# SUPPLIED RECORDS
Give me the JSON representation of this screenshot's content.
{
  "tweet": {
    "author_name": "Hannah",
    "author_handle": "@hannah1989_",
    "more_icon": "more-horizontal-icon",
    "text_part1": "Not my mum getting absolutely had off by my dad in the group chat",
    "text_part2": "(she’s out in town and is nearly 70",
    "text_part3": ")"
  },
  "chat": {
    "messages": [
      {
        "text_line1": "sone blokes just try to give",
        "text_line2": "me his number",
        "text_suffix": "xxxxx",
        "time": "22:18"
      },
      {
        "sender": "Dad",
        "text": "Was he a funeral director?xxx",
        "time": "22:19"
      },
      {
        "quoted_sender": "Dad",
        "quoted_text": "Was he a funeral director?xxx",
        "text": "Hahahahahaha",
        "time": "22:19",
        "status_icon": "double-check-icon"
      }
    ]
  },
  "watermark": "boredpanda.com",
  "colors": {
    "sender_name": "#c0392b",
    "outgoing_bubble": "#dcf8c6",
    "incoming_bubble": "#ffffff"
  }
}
* * *
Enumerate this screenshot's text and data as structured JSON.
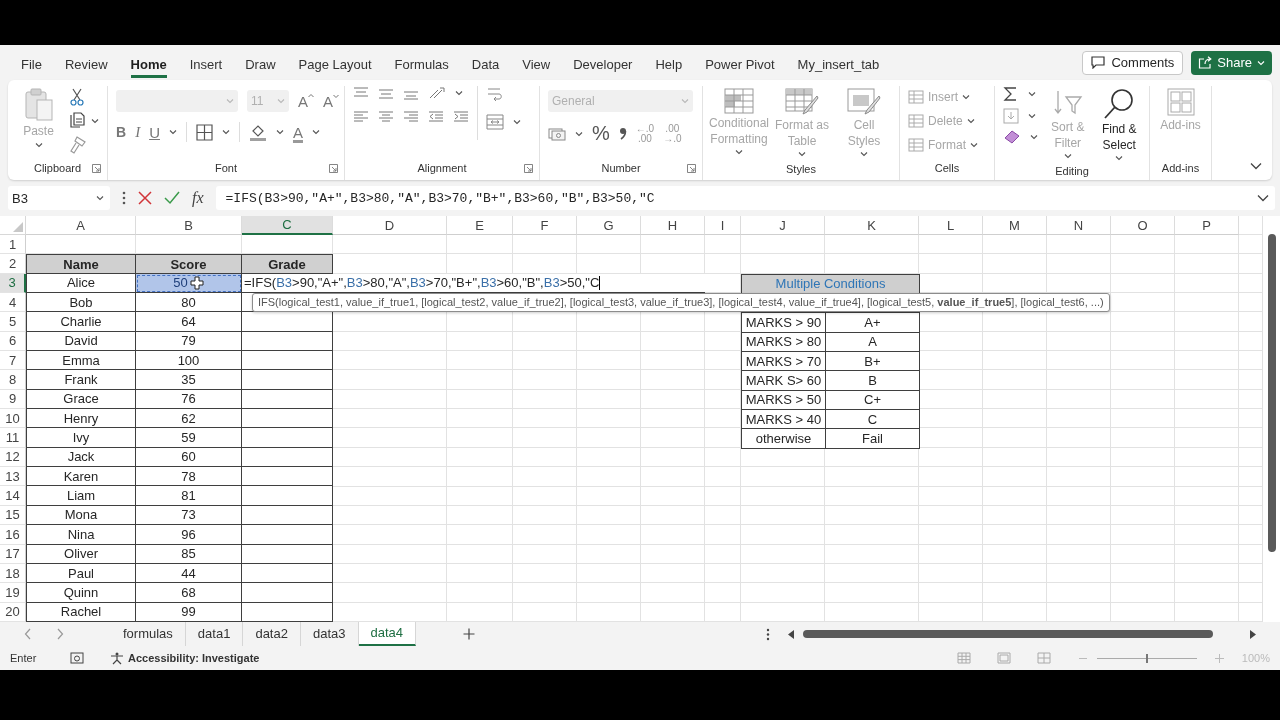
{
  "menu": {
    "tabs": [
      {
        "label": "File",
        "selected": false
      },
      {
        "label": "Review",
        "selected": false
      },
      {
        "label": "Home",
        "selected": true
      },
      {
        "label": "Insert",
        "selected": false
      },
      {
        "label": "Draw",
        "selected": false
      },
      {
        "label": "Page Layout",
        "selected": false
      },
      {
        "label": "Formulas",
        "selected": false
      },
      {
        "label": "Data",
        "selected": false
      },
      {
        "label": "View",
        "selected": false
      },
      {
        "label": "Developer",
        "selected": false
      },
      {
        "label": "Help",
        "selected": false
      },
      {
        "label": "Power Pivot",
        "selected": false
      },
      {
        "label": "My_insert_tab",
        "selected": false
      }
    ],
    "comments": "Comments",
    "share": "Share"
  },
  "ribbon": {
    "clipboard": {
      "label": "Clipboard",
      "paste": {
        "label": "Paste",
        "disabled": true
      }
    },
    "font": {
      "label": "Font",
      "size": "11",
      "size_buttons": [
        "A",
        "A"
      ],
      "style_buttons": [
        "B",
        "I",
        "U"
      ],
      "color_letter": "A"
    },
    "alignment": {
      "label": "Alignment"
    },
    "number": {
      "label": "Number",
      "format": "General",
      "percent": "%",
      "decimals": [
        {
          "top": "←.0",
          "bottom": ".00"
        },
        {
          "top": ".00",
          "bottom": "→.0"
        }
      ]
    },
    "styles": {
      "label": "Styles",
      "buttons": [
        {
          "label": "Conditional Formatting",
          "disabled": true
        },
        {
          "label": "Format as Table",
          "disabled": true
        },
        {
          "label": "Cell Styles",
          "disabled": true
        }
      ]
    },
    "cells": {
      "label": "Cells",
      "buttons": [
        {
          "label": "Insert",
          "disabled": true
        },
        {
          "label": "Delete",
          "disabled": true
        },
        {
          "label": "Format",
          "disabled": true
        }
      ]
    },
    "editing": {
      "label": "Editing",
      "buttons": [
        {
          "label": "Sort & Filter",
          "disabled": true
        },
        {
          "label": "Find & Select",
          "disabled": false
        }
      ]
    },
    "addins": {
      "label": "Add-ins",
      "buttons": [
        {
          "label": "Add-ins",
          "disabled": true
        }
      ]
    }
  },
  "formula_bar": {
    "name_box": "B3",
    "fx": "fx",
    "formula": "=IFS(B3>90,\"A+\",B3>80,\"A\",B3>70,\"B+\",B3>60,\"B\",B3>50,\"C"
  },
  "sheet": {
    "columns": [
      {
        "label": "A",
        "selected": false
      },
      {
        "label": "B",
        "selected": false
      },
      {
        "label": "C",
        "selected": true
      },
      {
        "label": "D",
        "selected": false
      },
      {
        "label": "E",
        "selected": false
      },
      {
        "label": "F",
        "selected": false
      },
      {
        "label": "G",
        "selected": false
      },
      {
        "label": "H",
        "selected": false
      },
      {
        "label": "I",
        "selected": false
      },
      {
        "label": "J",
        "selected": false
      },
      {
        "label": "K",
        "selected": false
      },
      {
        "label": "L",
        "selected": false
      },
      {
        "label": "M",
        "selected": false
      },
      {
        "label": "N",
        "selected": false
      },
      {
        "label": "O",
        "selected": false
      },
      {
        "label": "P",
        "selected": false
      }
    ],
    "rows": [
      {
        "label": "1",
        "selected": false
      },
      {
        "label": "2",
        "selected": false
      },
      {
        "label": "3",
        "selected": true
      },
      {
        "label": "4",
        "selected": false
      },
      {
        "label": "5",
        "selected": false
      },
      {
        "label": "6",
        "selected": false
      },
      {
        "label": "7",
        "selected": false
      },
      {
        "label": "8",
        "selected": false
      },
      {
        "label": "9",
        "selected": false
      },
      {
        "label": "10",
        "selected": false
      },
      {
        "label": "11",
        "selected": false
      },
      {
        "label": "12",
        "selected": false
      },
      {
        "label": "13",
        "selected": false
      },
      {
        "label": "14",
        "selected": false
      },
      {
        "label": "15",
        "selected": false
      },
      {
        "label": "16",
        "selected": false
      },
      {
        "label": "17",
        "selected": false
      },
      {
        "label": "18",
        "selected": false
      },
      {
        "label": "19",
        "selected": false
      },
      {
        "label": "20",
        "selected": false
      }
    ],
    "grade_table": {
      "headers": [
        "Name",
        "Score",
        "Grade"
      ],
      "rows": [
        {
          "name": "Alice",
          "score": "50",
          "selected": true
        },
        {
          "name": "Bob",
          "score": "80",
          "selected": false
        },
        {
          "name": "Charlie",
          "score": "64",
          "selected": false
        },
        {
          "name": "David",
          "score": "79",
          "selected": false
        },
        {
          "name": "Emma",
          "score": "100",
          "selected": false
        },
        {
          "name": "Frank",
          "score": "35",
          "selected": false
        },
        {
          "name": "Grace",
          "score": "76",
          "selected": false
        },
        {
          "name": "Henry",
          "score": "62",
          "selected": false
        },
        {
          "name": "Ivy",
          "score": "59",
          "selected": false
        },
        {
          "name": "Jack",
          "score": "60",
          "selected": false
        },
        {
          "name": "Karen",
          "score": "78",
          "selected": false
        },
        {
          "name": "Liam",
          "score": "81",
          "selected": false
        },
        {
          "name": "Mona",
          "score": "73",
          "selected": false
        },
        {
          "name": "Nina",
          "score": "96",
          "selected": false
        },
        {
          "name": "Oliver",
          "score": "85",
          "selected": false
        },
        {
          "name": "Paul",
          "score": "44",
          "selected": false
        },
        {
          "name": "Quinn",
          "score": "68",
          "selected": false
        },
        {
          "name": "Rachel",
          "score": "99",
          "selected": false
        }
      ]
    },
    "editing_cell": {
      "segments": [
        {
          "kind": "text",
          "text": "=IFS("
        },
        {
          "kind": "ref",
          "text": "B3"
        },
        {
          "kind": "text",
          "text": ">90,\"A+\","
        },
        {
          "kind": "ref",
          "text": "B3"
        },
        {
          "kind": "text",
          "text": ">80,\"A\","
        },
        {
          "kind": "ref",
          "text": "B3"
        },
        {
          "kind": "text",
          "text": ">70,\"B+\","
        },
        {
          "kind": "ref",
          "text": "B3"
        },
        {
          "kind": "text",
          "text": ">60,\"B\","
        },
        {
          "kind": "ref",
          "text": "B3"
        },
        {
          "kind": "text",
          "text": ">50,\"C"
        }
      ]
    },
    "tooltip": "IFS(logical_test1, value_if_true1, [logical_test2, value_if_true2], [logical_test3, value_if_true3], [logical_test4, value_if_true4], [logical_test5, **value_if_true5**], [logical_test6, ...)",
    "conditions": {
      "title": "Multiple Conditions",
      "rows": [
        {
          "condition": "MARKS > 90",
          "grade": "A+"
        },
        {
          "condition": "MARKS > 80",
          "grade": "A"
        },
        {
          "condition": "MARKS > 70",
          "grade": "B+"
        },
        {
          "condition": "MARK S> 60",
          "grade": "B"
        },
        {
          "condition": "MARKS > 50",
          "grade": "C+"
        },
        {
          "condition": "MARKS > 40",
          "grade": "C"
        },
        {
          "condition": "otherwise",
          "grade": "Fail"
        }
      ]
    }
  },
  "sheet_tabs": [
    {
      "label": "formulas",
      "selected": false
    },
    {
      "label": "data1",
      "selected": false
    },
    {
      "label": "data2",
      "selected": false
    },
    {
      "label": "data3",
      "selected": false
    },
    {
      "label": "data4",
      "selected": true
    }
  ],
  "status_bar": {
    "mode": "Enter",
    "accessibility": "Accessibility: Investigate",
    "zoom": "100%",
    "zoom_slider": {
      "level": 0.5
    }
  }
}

# PROMPT
Scan the material above. Return every line containing the string "JSON".

# REPLY
Give me the JSON representation of this screenshot's content.
Enumerate this screenshot's text and data as structured JSON.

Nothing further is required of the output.